* [Short problem] Which lines contain the word "جاری"? Return each of them as written.

[START OF Given records]

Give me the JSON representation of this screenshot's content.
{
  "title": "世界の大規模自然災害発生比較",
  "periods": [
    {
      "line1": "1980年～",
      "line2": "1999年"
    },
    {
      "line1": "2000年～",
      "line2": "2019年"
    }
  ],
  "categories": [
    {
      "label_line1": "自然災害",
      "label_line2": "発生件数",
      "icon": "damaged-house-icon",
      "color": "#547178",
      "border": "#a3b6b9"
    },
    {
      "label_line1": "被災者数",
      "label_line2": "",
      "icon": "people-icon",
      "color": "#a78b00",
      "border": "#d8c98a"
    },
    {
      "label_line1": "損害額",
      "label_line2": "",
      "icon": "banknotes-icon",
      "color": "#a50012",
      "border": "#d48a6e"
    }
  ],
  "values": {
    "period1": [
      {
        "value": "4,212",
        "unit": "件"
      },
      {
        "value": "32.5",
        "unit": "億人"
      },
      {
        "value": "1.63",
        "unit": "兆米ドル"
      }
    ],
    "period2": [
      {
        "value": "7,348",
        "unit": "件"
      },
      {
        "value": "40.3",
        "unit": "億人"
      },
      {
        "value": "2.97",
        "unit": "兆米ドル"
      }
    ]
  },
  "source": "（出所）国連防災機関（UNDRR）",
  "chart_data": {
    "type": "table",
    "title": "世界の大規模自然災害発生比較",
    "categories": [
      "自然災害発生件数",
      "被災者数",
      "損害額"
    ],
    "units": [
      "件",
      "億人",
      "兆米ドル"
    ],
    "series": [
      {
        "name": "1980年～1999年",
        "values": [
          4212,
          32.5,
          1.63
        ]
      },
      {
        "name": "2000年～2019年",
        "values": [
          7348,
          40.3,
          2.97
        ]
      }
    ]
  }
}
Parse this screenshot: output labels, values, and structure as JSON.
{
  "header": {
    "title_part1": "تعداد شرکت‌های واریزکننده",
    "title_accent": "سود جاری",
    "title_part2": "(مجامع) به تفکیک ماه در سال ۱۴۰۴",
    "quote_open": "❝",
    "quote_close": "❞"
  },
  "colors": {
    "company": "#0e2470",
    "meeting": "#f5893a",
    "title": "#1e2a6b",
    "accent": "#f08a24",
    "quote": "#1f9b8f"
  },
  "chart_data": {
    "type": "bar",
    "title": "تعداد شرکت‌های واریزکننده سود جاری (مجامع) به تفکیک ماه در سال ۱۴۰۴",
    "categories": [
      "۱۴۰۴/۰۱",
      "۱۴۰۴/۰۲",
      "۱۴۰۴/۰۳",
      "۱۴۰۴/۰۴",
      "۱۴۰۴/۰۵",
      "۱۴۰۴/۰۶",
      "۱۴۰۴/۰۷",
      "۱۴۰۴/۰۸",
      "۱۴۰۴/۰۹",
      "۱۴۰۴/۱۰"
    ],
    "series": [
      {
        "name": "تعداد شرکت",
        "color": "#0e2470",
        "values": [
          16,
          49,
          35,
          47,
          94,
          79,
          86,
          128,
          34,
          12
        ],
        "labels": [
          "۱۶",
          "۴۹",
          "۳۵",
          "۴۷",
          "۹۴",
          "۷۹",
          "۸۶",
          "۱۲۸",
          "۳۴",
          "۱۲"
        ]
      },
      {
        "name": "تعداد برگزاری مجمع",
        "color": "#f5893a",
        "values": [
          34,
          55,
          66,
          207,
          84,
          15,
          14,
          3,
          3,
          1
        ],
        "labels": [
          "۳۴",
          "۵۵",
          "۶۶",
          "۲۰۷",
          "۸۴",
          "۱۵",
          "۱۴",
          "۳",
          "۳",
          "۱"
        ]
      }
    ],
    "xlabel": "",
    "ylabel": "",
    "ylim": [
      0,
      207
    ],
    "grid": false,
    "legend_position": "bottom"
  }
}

[END OF Given records]

* [Answer to this task]
    "title_accent": "سود جاری",
    "title": "تعداد شرکت‌های واریزکننده سود جاری (مجامع) به تفکیک ماه در سال ۱۴۰۴",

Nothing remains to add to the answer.